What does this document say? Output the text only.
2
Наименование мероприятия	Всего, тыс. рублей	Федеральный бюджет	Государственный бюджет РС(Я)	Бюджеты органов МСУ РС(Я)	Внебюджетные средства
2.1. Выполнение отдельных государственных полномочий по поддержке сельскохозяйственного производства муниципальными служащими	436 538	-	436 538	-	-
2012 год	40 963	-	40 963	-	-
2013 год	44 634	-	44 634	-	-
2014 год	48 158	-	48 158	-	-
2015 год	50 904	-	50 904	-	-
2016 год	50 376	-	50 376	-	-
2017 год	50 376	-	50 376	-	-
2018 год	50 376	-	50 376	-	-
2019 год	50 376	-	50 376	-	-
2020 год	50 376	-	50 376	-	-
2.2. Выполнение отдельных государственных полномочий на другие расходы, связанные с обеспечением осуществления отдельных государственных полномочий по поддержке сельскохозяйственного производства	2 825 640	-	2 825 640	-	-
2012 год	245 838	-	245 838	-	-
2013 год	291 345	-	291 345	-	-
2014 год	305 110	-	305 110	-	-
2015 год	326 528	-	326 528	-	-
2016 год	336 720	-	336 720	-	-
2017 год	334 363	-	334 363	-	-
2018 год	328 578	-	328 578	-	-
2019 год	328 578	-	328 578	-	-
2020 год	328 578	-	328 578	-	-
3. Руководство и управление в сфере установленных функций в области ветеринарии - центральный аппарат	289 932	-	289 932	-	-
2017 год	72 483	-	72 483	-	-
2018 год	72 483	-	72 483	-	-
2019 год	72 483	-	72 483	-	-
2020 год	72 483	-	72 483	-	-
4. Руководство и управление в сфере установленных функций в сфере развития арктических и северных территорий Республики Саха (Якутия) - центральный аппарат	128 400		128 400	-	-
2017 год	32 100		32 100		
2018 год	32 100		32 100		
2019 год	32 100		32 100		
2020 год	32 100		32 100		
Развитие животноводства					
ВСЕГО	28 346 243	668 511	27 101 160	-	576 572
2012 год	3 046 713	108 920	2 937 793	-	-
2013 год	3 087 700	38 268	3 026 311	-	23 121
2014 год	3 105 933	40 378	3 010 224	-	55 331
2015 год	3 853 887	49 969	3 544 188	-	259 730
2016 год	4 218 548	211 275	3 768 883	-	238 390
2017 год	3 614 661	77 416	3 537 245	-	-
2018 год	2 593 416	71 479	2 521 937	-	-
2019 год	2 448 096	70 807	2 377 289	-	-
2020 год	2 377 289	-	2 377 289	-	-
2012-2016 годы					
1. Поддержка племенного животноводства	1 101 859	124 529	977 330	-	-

────────────────────────────────────────

Problem to work on: Take the entries above and transcribe them exactly.

Correct result:
What does this document say? Output the text only.
2
Наименование мероприятия	Всего, тыс. рублей	Федеральный бюджет	Государственный бюджет РС(Я)	Бюджеты органов МСУ РС(Я)	Внебюджетные средства
2.1. Выполнение отдельных государственных полномочий по поддержке сельскохозяйственного производства муниципальными служащими	436 538	-	436 538	-	-
2012 год	40 963	-	40 963	-	-
2013 год	44 634	-	44 634	-	-
2014 год	48 158	-	48 158	-	-
2015 год	50 904	-	50 904	-	-
2016 год	50 376	-	50 376	-	-
2017 год	50 376	-	50 376	-	-
2018 год	50 376	-	50 376	-	-
2019 год	50 376	-	50 376	-	-
2020 год	50 376	-	50 376	-	-
2.2. Выполнение отдельных государственных полномочий на другие расходы, связанные с обеспечением осуществления отдельных государственных полномочий по поддержке сельскохозяйственного производства	2 825 640	-	2 825 640	-	-
2012 год	245 838	-	245 838	-	-
2013 год	291 345	-	291 345	-	-
2014 год	305 110	-	305 110	-	-
2015 год	326 528	-	326 528	-	-
2016 год	336 720	-	336 720	-	-
2017 год	334 363	-	334 363	-	-
2018 год	328 578	-	328 578	-	-
2019 год	328 578	-	328 578	-	-
2020 год	328 578	-	328 578	-	-
3. Руководство и управление в сфере установленных функций в области ветеринарии - центральный аппарат	289 932	-	289 932	-	-
2017 год	72 483	-	72 483	-	-
2018 год	72 483	-	72 483	-	-
2019 год	72 483	-	72 483	-	-
2020 год	72 483	-	72 483	-	-
4. Руководство и управление в сфере установленных функций в сфере развития арктических и северных территорий Республики Саха (Якутия) - центральный аппарат	128 400		128 400	-	-
2017 год	32 100		32 100		
2018 год	32 100		32 100		
2019 год	32 100		32 100		
2020 год	32 100		32 100		
Развитие животноводства					
ВСЕГО	28 346 243	668 511	27 101 160	-	576 572
2012 год	3 046 713	108 920	2 937 793	-	-
2013 год	3 087 700	38 268	3 026 311	-	23 121
2014 год	3 105 933	40 378	3 010 224	-	55 331
2015 год	3 853 887	49 969	3 544 188	-	259 730
2016 год	4 218 548	211 275	3 768 883	-	238 390
2017 год	3 614 661	77 416	3 537 245	-	-
2018 год	2 593 416	71 479	2 521 937	-	-
2019 год	2 448 096	70 807	2 377 289	-	-
2020 год	2 377 289	-	2 377 289	-	-
2012-2016 годы					
1. Поддержка племенного животноводства	1 101 859	124 529	977 330	-	-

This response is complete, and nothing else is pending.